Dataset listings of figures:
▬▬▬▬▬▬

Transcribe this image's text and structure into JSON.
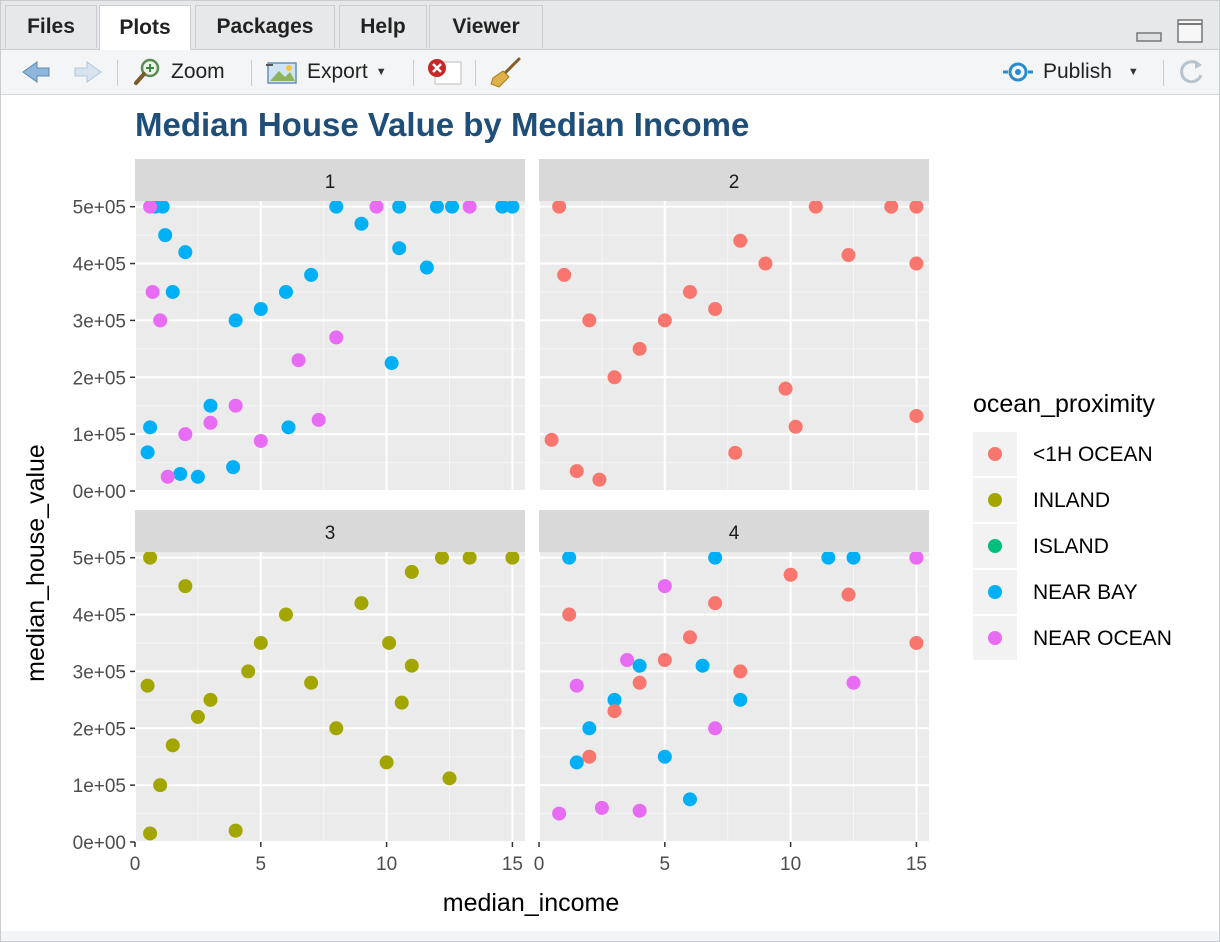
{
  "tabs": [
    {
      "label": "Files",
      "active": false
    },
    {
      "label": "Plots",
      "active": true
    },
    {
      "label": "Packages",
      "active": false
    },
    {
      "label": "Help",
      "active": false
    },
    {
      "label": "Viewer",
      "active": false
    }
  ],
  "toolbar": {
    "zoom_label": "Zoom",
    "export_label": "Export",
    "publish_label": "Publish"
  },
  "colors": {
    "title": "#1f4e79",
    "panel_bg": "#ebebeb",
    "strip_bg": "#d9d9d9",
    "<1H OCEAN": "#F8766D",
    "INLAND": "#A3A500",
    "ISLAND": "#00BF7D",
    "NEAR BAY": "#00B0F6",
    "NEAR OCEAN": "#E76BF3"
  },
  "chart_data": {
    "type": "scatter",
    "title": "Median House Value by Median Income",
    "xlabel": "median_income",
    "ylabel": "median_house_value",
    "xlim": [
      0,
      15.5
    ],
    "ylim": [
      0,
      510000
    ],
    "x_ticks": [
      0,
      5,
      10,
      15
    ],
    "x_tick_labels": [
      "0",
      "5",
      "10",
      "15"
    ],
    "y_ticks": [
      0,
      100000,
      200000,
      300000,
      400000,
      500000
    ],
    "y_tick_labels": [
      "0e+00",
      "1e+05",
      "2e+05",
      "3e+05",
      "4e+05",
      "5e+05"
    ],
    "grid": true,
    "legend": {
      "title": "ocean_proximity",
      "position": "right",
      "entries": [
        "<1H OCEAN",
        "INLAND",
        "ISLAND",
        "NEAR BAY",
        "NEAR OCEAN"
      ]
    },
    "facets": [
      {
        "label": "1",
        "points": [
          {
            "series": "NEAR BAY",
            "x": 0.5,
            "y": 68000
          },
          {
            "series": "NEAR BAY",
            "x": 0.6,
            "y": 112000
          },
          {
            "series": "NEAR BAY",
            "x": 0.8,
            "y": 500000
          },
          {
            "series": "NEAR BAY",
            "x": 1.1,
            "y": 500000
          },
          {
            "series": "NEAR BAY",
            "x": 1.2,
            "y": 450000
          },
          {
            "series": "NEAR BAY",
            "x": 1.5,
            "y": 350000
          },
          {
            "series": "NEAR BAY",
            "x": 1.8,
            "y": 30000
          },
          {
            "series": "NEAR BAY",
            "x": 2.0,
            "y": 420000
          },
          {
            "series": "NEAR BAY",
            "x": 2.5,
            "y": 25000
          },
          {
            "series": "NEAR BAY",
            "x": 3.0,
            "y": 150000
          },
          {
            "series": "NEAR BAY",
            "x": 4.0,
            "y": 300000
          },
          {
            "series": "NEAR BAY",
            "x": 5.0,
            "y": 320000
          },
          {
            "series": "NEAR BAY",
            "x": 6.0,
            "y": 350000
          },
          {
            "series": "NEAR BAY",
            "x": 7.0,
            "y": 380000
          },
          {
            "series": "NEAR BAY",
            "x": 8.0,
            "y": 500000
          },
          {
            "series": "NEAR BAY",
            "x": 9.0,
            "y": 470000
          },
          {
            "series": "NEAR BAY",
            "x": 10.2,
            "y": 225000
          },
          {
            "series": "NEAR BAY",
            "x": 10.5,
            "y": 427000
          },
          {
            "series": "NEAR BAY",
            "x": 10.5,
            "y": 500000
          },
          {
            "series": "NEAR BAY",
            "x": 11.6,
            "y": 393000
          },
          {
            "series": "NEAR BAY",
            "x": 12.0,
            "y": 500000
          },
          {
            "series": "NEAR BAY",
            "x": 12.6,
            "y": 500000
          },
          {
            "series": "NEAR BAY",
            "x": 14.6,
            "y": 500000
          },
          {
            "series": "NEAR BAY",
            "x": 15.0,
            "y": 500000
          },
          {
            "series": "NEAR BAY",
            "x": 6.1,
            "y": 112000
          },
          {
            "series": "NEAR BAY",
            "x": 3.9,
            "y": 42000
          },
          {
            "series": "NEAR OCEAN",
            "x": 0.6,
            "y": 500000
          },
          {
            "series": "NEAR OCEAN",
            "x": 0.7,
            "y": 350000
          },
          {
            "series": "NEAR OCEAN",
            "x": 1.0,
            "y": 300000
          },
          {
            "series": "NEAR OCEAN",
            "x": 1.3,
            "y": 25000
          },
          {
            "series": "NEAR OCEAN",
            "x": 2.0,
            "y": 100000
          },
          {
            "series": "NEAR OCEAN",
            "x": 3.0,
            "y": 120000
          },
          {
            "series": "NEAR OCEAN",
            "x": 4.0,
            "y": 150000
          },
          {
            "series": "NEAR OCEAN",
            "x": 5.0,
            "y": 88000
          },
          {
            "series": "NEAR OCEAN",
            "x": 6.5,
            "y": 230000
          },
          {
            "series": "NEAR OCEAN",
            "x": 7.3,
            "y": 125000
          },
          {
            "series": "NEAR OCEAN",
            "x": 8.0,
            "y": 270000
          },
          {
            "series": "NEAR OCEAN",
            "x": 9.6,
            "y": 500000
          },
          {
            "series": "NEAR OCEAN",
            "x": 13.3,
            "y": 500000
          }
        ]
      },
      {
        "label": "2",
        "points": [
          {
            "series": "<1H OCEAN",
            "x": 0.5,
            "y": 90000
          },
          {
            "series": "<1H OCEAN",
            "x": 0.8,
            "y": 500000
          },
          {
            "series": "<1H OCEAN",
            "x": 1.0,
            "y": 380000
          },
          {
            "series": "<1H OCEAN",
            "x": 1.5,
            "y": 35000
          },
          {
            "series": "<1H OCEAN",
            "x": 2.0,
            "y": 300000
          },
          {
            "series": "<1H OCEAN",
            "x": 2.4,
            "y": 20000
          },
          {
            "series": "<1H OCEAN",
            "x": 3.0,
            "y": 200000
          },
          {
            "series": "<1H OCEAN",
            "x": 4.0,
            "y": 250000
          },
          {
            "series": "<1H OCEAN",
            "x": 5.0,
            "y": 300000
          },
          {
            "series": "<1H OCEAN",
            "x": 6.0,
            "y": 350000
          },
          {
            "series": "<1H OCEAN",
            "x": 7.0,
            "y": 320000
          },
          {
            "series": "<1H OCEAN",
            "x": 7.8,
            "y": 67000
          },
          {
            "series": "<1H OCEAN",
            "x": 8.0,
            "y": 440000
          },
          {
            "series": "<1H OCEAN",
            "x": 9.0,
            "y": 400000
          },
          {
            "series": "<1H OCEAN",
            "x": 9.8,
            "y": 180000
          },
          {
            "series": "<1H OCEAN",
            "x": 10.2,
            "y": 113000
          },
          {
            "series": "<1H OCEAN",
            "x": 11.0,
            "y": 500000
          },
          {
            "series": "<1H OCEAN",
            "x": 12.3,
            "y": 415000
          },
          {
            "series": "<1H OCEAN",
            "x": 14.0,
            "y": 500000
          },
          {
            "series": "<1H OCEAN",
            "x": 15.0,
            "y": 400000
          },
          {
            "series": "<1H OCEAN",
            "x": 15.0,
            "y": 132000
          },
          {
            "series": "<1H OCEAN",
            "x": 15.0,
            "y": 500000
          }
        ]
      },
      {
        "label": "3",
        "points": [
          {
            "series": "INLAND",
            "x": 0.5,
            "y": 275000
          },
          {
            "series": "INLAND",
            "x": 0.6,
            "y": 500000
          },
          {
            "series": "INLAND",
            "x": 0.6,
            "y": 15000
          },
          {
            "series": "INLAND",
            "x": 1.0,
            "y": 100000
          },
          {
            "series": "INLAND",
            "x": 1.5,
            "y": 170000
          },
          {
            "series": "INLAND",
            "x": 2.0,
            "y": 450000
          },
          {
            "series": "INLAND",
            "x": 2.5,
            "y": 220000
          },
          {
            "series": "INLAND",
            "x": 3.0,
            "y": 250000
          },
          {
            "series": "INLAND",
            "x": 4.0,
            "y": 20000
          },
          {
            "series": "INLAND",
            "x": 4.5,
            "y": 300000
          },
          {
            "series": "INLAND",
            "x": 5.0,
            "y": 350000
          },
          {
            "series": "INLAND",
            "x": 6.0,
            "y": 400000
          },
          {
            "series": "INLAND",
            "x": 7.0,
            "y": 280000
          },
          {
            "series": "INLAND",
            "x": 8.0,
            "y": 200000
          },
          {
            "series": "INLAND",
            "x": 9.0,
            "y": 420000
          },
          {
            "series": "INLAND",
            "x": 10.0,
            "y": 140000
          },
          {
            "series": "INLAND",
            "x": 10.1,
            "y": 350000
          },
          {
            "series": "INLAND",
            "x": 10.6,
            "y": 245000
          },
          {
            "series": "INLAND",
            "x": 11.0,
            "y": 475000
          },
          {
            "series": "INLAND",
            "x": 11.0,
            "y": 310000
          },
          {
            "series": "INLAND",
            "x": 12.5,
            "y": 112000
          },
          {
            "series": "INLAND",
            "x": 12.2,
            "y": 500000
          },
          {
            "series": "INLAND",
            "x": 13.3,
            "y": 500000
          },
          {
            "series": "INLAND",
            "x": 15.0,
            "y": 500000
          }
        ]
      },
      {
        "label": "4",
        "points": [
          {
            "series": "NEAR BAY",
            "x": 1.2,
            "y": 500000
          },
          {
            "series": "NEAR BAY",
            "x": 1.5,
            "y": 140000
          },
          {
            "series": "NEAR BAY",
            "x": 2.0,
            "y": 200000
          },
          {
            "series": "NEAR BAY",
            "x": 3.0,
            "y": 250000
          },
          {
            "series": "NEAR BAY",
            "x": 4.0,
            "y": 310000
          },
          {
            "series": "NEAR BAY",
            "x": 5.0,
            "y": 150000
          },
          {
            "series": "NEAR BAY",
            "x": 6.0,
            "y": 75000
          },
          {
            "series": "NEAR BAY",
            "x": 6.5,
            "y": 310000
          },
          {
            "series": "NEAR BAY",
            "x": 7.0,
            "y": 500000
          },
          {
            "series": "NEAR BAY",
            "x": 8.0,
            "y": 250000
          },
          {
            "series": "NEAR BAY",
            "x": 11.5,
            "y": 500000
          },
          {
            "series": "NEAR BAY",
            "x": 12.5,
            "y": 500000
          },
          {
            "series": "<1H OCEAN",
            "x": 1.2,
            "y": 400000
          },
          {
            "series": "<1H OCEAN",
            "x": 2.0,
            "y": 150000
          },
          {
            "series": "<1H OCEAN",
            "x": 3.0,
            "y": 230000
          },
          {
            "series": "<1H OCEAN",
            "x": 4.0,
            "y": 280000
          },
          {
            "series": "<1H OCEAN",
            "x": 5.0,
            "y": 320000
          },
          {
            "series": "<1H OCEAN",
            "x": 6.0,
            "y": 360000
          },
          {
            "series": "<1H OCEAN",
            "x": 7.0,
            "y": 420000
          },
          {
            "series": "<1H OCEAN",
            "x": 8.0,
            "y": 300000
          },
          {
            "series": "<1H OCEAN",
            "x": 10.0,
            "y": 470000
          },
          {
            "series": "<1H OCEAN",
            "x": 12.3,
            "y": 435000
          },
          {
            "series": "<1H OCEAN",
            "x": 15.0,
            "y": 350000
          },
          {
            "series": "<1H OCEAN",
            "x": 15.0,
            "y": 500000
          },
          {
            "series": "NEAR OCEAN",
            "x": 0.8,
            "y": 50000
          },
          {
            "series": "NEAR OCEAN",
            "x": 1.5,
            "y": 275000
          },
          {
            "series": "NEAR OCEAN",
            "x": 2.5,
            "y": 60000
          },
          {
            "series": "NEAR OCEAN",
            "x": 3.5,
            "y": 320000
          },
          {
            "series": "NEAR OCEAN",
            "x": 4.0,
            "y": 55000
          },
          {
            "series": "NEAR OCEAN",
            "x": 5.0,
            "y": 450000
          },
          {
            "series": "NEAR OCEAN",
            "x": 7.0,
            "y": 200000
          },
          {
            "series": "NEAR OCEAN",
            "x": 12.5,
            "y": 280000
          },
          {
            "series": "NEAR OCEAN",
            "x": 15.0,
            "y": 500000
          }
        ]
      }
    ]
  }
}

▬▬▬▬▬▬

● REQUIREMENTS:
Using the entries above, find all lines with "title". Copy them.

● FULL SOLUTION:
    "title": "#1f4e79",
    "title": "Median House Value by Median Income",
      "title": "ocean_proximity",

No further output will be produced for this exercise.